> [The tasks]:
• A. In the lunar magma ocean press release, what relatively light rocks mainly make up the Moon's Highlands?
• B. Which figures in the lunar magma ocean press release are expressed in years (including Myr)? List them all.
• C. Reproduce the lunar magma ocean press release word for word, starting with "In a new study" and going on through "content is reached.".

> [Text]:
-*-
Publication of the LGL-TPE in the journal Geophysical Research Letters. Press release on January 13, 2022.
In a new study published in Geophysical Research Letters, two scientists – Chloé Michaut from Ecole normale supérieure de Lyon1 and Jerome A. Neufeld from University of Cambridge2, propose a new model of crystallization of the lunar magma ocean where the crystals remain suspended in the lunar interior and the formation of the crust only begins once a critical crystal content is reached.
Over fifty years ago, the Apollo 11 astronauts sampled the lunar Highlands. These large, pale regions of the Moon are visible to the naked eye, and are mainly composed of relatively light rocks called anorthosites. These anorthosites formed very early in the history of the lunar surface, between 4.3 and 4.5 billion years ago. Similar anorthosites can be found in fossil magma chambers on Earth, and are thought to have formed through the crystallization of magma. Producing such large volumes of anorthosite on the Moon requires a huge global magma ocean.
Since the Apollo era, it has been thought that the lunar crust would have been formed by flotation of light anorthite crystals at the surface of a liquid ocean, with the heavier crystals of olivine sedimentating at the base of the ocean. This flotation models elegantly explains the early formation of these anorthositic Highlands. However, since the Apollo missions many lunar meteorites have been analyzed and the surface of the Moon has been studied from space. Lunar anorthosites appear more heterogenous in composition than the original Apollo samples, which contradicts a flotation scenario in which the liquid ocean is the common source of all anorthosites. The range of anorthosites ages (over 200 million years) is similarly difficult to reconcile with an ocean of essentially liquid magma whose characteristic solidification time is close to 100 Myr.
-*-
> [Entries provided]:
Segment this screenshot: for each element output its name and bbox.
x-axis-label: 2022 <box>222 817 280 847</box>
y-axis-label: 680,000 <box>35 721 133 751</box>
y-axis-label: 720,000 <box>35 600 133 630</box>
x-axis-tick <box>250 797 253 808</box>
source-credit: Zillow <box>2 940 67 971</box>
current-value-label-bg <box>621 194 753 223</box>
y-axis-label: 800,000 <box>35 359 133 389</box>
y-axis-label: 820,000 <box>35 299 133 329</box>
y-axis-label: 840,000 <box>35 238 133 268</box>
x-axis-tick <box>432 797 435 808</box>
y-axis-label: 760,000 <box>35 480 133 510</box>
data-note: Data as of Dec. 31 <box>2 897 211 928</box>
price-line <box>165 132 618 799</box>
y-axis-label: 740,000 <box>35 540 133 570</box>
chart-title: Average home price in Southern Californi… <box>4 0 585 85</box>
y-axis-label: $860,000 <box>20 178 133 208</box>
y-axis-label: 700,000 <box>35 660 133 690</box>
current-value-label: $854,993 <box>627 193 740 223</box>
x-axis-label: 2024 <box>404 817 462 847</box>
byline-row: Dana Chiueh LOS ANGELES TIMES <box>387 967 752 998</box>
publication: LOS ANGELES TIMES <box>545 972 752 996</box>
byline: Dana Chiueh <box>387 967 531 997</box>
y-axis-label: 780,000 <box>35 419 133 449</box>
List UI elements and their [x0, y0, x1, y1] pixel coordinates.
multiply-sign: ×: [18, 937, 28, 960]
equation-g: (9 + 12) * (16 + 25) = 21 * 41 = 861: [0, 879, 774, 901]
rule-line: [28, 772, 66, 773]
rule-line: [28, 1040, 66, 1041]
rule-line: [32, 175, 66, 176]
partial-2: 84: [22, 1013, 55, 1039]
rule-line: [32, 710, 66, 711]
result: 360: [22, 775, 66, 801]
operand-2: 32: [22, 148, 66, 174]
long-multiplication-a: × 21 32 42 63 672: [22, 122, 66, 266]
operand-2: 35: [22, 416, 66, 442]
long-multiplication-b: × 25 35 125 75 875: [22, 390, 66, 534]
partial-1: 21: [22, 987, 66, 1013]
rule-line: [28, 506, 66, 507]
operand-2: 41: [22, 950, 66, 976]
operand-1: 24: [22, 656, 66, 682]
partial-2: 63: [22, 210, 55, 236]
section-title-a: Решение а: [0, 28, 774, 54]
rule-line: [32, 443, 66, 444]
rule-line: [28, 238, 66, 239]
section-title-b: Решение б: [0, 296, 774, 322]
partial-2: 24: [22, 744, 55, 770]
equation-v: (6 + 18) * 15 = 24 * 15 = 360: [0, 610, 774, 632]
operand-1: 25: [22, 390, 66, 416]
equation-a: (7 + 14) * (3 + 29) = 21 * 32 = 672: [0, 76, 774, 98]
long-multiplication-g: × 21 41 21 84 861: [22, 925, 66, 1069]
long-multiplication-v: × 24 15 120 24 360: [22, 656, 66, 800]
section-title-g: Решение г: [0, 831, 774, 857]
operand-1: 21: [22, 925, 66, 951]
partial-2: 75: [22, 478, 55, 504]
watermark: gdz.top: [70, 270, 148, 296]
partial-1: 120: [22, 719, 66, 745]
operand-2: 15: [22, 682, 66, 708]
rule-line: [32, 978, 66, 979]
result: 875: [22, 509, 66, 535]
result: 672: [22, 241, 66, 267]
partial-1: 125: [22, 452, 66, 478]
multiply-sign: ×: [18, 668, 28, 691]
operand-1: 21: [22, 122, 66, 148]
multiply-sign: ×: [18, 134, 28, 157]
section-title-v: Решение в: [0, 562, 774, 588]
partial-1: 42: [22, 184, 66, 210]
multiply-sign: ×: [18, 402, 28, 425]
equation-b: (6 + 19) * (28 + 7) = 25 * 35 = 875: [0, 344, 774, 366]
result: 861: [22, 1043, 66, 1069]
-*-
> [Answers to each task]:
• A. Anorthosites.

• B.
- Over fifty years (ago)
- Between 4.3 and 4.5 billion years (ago)
- Over 200 million years
- Close to 100 Myr

• C.
In a new study published in Geophysical Research Letters, two scientists – Chloé Michaut from Ecole normale supérieure de Lyon1 and Jerome A. Neufeld from University of Cambridge2, propose a new model of crystallization of the lunar magma ocean where the crystals remain suspended in the lunar interior and the formation of the crust only begins once a critical crystal content is reached.